Dataset records section start
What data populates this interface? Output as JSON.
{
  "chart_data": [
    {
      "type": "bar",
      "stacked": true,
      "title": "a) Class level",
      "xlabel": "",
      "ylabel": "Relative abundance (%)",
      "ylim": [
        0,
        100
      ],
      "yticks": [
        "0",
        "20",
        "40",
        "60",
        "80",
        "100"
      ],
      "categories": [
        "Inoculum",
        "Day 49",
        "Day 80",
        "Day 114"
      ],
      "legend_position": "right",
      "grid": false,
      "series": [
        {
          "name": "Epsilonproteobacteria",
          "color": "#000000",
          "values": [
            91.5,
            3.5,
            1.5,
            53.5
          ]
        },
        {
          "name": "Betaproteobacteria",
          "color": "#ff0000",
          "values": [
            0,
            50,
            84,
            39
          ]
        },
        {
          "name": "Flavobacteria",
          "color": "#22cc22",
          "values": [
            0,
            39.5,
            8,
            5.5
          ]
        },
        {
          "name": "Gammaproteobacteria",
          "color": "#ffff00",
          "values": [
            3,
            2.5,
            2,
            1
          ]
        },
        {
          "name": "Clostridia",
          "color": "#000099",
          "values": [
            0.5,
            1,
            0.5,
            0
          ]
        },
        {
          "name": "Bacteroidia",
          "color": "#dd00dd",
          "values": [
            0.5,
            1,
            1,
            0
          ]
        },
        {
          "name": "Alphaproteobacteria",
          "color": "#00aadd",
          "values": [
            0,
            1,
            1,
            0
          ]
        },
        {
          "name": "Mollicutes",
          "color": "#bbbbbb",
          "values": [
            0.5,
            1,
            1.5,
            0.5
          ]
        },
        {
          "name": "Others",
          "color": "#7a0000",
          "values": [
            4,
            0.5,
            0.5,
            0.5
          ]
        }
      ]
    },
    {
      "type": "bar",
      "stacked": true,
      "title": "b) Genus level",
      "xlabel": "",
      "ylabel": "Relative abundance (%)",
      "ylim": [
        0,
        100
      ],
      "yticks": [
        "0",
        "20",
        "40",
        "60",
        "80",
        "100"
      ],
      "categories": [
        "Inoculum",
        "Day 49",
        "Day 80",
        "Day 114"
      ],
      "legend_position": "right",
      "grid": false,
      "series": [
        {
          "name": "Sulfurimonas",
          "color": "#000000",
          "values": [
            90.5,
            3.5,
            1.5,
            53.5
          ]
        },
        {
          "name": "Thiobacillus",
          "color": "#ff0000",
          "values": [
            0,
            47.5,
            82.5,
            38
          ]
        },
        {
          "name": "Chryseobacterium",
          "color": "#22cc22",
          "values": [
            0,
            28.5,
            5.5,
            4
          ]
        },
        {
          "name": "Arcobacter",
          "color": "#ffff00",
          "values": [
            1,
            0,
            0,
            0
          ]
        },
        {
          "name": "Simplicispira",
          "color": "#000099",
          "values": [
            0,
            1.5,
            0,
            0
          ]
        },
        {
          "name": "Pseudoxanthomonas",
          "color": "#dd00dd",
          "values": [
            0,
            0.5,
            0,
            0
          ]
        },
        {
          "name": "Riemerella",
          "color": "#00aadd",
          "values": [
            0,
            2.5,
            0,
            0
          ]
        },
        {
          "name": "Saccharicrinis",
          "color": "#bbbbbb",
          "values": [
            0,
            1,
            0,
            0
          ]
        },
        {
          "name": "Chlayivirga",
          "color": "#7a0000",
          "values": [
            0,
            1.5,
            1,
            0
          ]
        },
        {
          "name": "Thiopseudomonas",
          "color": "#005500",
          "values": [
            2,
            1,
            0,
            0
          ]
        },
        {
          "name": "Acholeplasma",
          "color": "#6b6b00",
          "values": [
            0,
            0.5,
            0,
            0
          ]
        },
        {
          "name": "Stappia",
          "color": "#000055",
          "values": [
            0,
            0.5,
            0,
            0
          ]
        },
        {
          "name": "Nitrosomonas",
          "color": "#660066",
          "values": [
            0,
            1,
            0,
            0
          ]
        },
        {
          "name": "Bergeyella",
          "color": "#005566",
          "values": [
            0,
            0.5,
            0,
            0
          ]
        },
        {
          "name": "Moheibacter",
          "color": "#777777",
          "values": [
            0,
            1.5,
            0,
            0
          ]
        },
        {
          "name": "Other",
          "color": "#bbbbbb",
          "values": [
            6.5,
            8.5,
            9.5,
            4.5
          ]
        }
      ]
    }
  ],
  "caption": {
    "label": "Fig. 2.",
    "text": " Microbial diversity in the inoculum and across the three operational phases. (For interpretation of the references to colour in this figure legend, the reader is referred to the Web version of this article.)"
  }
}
Dataset records section end
Work instruction >> Every line of the data should be copied exactly.

Response >>
What data populates this interface? Output as JSON.
{
  "chart_data": [
    {
      "type": "bar",
      "stacked": true,
      "title": "a) Class level",
      "xlabel": "",
      "ylabel": "Relative abundance (%)",
      "ylim": [
        0,
        100
      ],
      "yticks": [
        "0",
        "20",
        "40",
        "60",
        "80",
        "100"
      ],
      "categories": [
        "Inoculum",
        "Day 49",
        "Day 80",
        "Day 114"
      ],
      "legend_position": "right",
      "grid": false,
      "series": [
        {
          "name": "Epsilonproteobacteria",
          "color": "#000000",
          "values": [
            91.5,
            3.5,
            1.5,
            53.5
          ]
        },
        {
          "name": "Betaproteobacteria",
          "color": "#ff0000",
          "values": [
            0,
            50,
            84,
            39
          ]
        },
        {
          "name": "Flavobacteria",
          "color": "#22cc22",
          "values": [
            0,
            39.5,
            8,
            5.5
          ]
        },
        {
          "name": "Gammaproteobacteria",
          "color": "#ffff00",
          "values": [
            3,
            2.5,
            2,
            1
          ]
        },
        {
          "name": "Clostridia",
          "color": "#000099",
          "values": [
            0.5,
            1,
            0.5,
            0
          ]
        },
        {
          "name": "Bacteroidia",
          "color": "#dd00dd",
          "values": [
            0.5,
            1,
            1,
            0
          ]
        },
        {
          "name": "Alphaproteobacteria",
          "color": "#00aadd",
          "values": [
            0,
            1,
            1,
            0
          ]
        },
        {
          "name": "Mollicutes",
          "color": "#bbbbbb",
          "values": [
            0.5,
            1,
            1.5,
            0.5
          ]
        },
        {
          "name": "Others",
          "color": "#7a0000",
          "values": [
            4,
            0.5,
            0.5,
            0.5
          ]
        }
      ]
    },
    {
      "type": "bar",
      "stacked": true,
      "title": "b) Genus level",
      "xlabel": "",
      "ylabel": "Relative abundance (%)",
      "ylim": [
        0,
        100
      ],
      "yticks": [
        "0",
        "20",
        "40",
        "60",
        "80",
        "100"
      ],
      "categories": [
        "Inoculum",
        "Day 49",
        "Day 80",
        "Day 114"
      ],
      "legend_position": "right",
      "grid": false,
      "series": [
        {
          "name": "Sulfurimonas",
          "color": "#000000",
          "values": [
            90.5,
            3.5,
            1.5,
            53.5
          ]
        },
        {
          "name": "Thiobacillus",
          "color": "#ff0000",
          "values": [
            0,
            47.5,
            82.5,
            38
          ]
        },
        {
          "name": "Chryseobacterium",
          "color": "#22cc22",
          "values": [
            0,
            28.5,
            5.5,
            4
          ]
        },
        {
          "name": "Arcobacter",
          "color": "#ffff00",
          "values": [
            1,
            0,
            0,
            0
          ]
        },
        {
          "name": "Simplicispira",
          "color": "#000099",
          "values": [
            0,
            1.5,
            0,
            0
          ]
        },
        {
          "name": "Pseudoxanthomonas",
          "color": "#dd00dd",
          "values": [
            0,
            0.5,
            0,
            0
          ]
        },
        {
          "name": "Riemerella",
          "color": "#00aadd",
          "values": [
            0,
            2.5,
            0,
            0
          ]
        },
        {
          "name": "Saccharicrinis",
          "color": "#bbbbbb",
          "values": [
            0,
            1,
            0,
            0
          ]
        },
        {
          "name": "Chlayivirga",
          "color": "#7a0000",
          "values": [
            0,
            1.5,
            1,
            0
          ]
        },
        {
          "name": "Thiopseudomonas",
          "color": "#005500",
          "values": [
            2,
            1,
            0,
            0
          ]
        },
        {
          "name": "Acholeplasma",
          "color": "#6b6b00",
          "values": [
            0,
            0.5,
            0,
            0
          ]
        },
        {
          "name": "Stappia",
          "color": "#000055",
          "values": [
            0,
            0.5,
            0,
            0
          ]
        },
        {
          "name": "Nitrosomonas",
          "color": "#660066",
          "values": [
            0,
            1,
            0,
            0
          ]
        },
        {
          "name": "Bergeyella",
          "color": "#005566",
          "values": [
            0,
            0.5,
            0,
            0
          ]
        },
        {
          "name": "Moheibacter",
          "color": "#777777",
          "values": [
            0,
            1.5,
            0,
            0
          ]
        },
        {
          "name": "Other",
          "color": "#bbbbbb",
          "values": [
            6.5,
            8.5,
            9.5,
            4.5
          ]
        }
      ]
    }
  ],
  "caption": {
    "label": "Fig. 2.",
    "text": " Microbial diversity in the inoculum and across the three operational phases. (For interpretation of the references to colour in this figure legend, the reader is referred to the Web version of this article.)"
  }
}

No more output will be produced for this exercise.